--- Start Input for this task ---

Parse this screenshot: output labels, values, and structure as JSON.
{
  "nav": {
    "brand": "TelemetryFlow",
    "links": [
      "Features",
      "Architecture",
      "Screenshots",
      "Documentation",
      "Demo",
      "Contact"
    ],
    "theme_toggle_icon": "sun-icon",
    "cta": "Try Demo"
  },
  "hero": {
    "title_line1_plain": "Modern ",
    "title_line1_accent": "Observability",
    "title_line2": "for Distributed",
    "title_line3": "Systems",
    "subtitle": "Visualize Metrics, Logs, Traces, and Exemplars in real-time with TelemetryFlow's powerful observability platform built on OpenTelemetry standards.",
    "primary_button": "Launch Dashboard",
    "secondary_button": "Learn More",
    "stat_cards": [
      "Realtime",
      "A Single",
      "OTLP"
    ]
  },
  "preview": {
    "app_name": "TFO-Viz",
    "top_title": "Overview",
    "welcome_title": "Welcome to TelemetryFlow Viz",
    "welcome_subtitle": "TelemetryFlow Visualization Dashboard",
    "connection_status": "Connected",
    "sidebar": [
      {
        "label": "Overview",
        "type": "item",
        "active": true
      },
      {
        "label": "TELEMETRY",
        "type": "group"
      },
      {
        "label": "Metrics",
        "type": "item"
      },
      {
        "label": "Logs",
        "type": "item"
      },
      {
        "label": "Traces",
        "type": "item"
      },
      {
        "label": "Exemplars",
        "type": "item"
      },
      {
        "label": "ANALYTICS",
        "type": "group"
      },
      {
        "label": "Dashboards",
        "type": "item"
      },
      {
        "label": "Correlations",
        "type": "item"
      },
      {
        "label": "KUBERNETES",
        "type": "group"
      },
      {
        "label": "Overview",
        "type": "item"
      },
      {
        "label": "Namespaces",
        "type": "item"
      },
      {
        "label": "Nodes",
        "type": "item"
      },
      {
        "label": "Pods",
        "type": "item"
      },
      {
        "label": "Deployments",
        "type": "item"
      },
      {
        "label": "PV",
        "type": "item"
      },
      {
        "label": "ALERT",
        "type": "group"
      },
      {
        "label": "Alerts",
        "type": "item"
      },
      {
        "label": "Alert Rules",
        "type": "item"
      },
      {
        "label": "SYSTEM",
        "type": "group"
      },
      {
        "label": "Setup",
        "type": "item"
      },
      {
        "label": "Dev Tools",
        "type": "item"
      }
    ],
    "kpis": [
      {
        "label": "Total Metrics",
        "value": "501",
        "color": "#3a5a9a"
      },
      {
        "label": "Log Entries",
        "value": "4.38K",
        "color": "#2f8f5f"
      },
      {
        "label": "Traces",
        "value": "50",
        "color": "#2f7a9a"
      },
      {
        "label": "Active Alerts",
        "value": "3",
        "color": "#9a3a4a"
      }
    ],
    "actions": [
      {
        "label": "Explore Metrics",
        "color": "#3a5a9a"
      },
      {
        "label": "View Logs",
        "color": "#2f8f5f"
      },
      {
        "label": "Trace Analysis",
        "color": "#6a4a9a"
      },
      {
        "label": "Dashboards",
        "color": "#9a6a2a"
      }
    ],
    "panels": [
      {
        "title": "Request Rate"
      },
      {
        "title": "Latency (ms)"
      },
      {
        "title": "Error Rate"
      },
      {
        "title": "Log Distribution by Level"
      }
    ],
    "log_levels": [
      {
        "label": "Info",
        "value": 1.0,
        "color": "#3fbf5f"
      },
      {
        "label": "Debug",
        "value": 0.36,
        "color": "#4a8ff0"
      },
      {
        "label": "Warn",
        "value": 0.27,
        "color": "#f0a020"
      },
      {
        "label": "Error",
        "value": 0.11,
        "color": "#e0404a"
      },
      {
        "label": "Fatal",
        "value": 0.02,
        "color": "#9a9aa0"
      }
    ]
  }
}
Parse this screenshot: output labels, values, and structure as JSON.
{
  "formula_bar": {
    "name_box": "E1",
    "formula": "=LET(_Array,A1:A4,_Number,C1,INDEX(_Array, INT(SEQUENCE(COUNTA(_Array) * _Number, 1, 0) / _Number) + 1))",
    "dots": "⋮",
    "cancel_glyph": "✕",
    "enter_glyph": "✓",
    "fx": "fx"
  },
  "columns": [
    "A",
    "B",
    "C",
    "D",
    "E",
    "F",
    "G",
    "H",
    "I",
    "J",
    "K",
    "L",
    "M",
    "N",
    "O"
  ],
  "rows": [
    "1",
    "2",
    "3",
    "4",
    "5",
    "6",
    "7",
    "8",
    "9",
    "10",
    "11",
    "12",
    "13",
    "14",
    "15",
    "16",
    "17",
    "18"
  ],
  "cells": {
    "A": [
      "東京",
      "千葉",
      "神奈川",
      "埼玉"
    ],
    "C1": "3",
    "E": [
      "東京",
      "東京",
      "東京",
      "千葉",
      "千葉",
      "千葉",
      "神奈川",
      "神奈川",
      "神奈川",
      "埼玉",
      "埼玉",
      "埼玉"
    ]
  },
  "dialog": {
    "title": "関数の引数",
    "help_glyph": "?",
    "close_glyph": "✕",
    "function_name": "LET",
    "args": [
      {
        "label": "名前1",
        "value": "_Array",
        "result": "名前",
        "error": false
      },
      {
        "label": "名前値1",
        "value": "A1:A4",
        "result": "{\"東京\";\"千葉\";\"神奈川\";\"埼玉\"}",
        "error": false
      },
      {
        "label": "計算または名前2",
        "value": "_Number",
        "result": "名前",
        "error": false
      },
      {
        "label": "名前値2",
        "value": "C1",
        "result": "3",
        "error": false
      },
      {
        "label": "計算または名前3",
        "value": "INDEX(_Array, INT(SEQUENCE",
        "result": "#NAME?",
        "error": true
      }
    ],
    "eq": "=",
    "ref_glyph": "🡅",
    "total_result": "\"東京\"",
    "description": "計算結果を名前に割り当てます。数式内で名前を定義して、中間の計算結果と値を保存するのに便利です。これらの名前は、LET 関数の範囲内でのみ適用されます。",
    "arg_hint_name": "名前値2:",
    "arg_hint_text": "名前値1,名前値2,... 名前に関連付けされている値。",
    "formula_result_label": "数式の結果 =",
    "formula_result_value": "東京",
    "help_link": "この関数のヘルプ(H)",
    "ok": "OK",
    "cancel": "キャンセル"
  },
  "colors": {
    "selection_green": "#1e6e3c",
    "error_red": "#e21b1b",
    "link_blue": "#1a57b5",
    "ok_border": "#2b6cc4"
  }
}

--- End Input for this task ---

**Exercise brief:** Pick out all the lines with the word "INDEX" in them and copy them.

**Problem solution:**
    "formula": "=LET(_Array,A1:A4,_Number,C1,INDEX(_Array, INT(SEQUENCE(COUNTA(_Array) * _Number, 1, 0) / _Number) + 1))",
        "value": "INDEX(_Array, INT(SEQUENCE",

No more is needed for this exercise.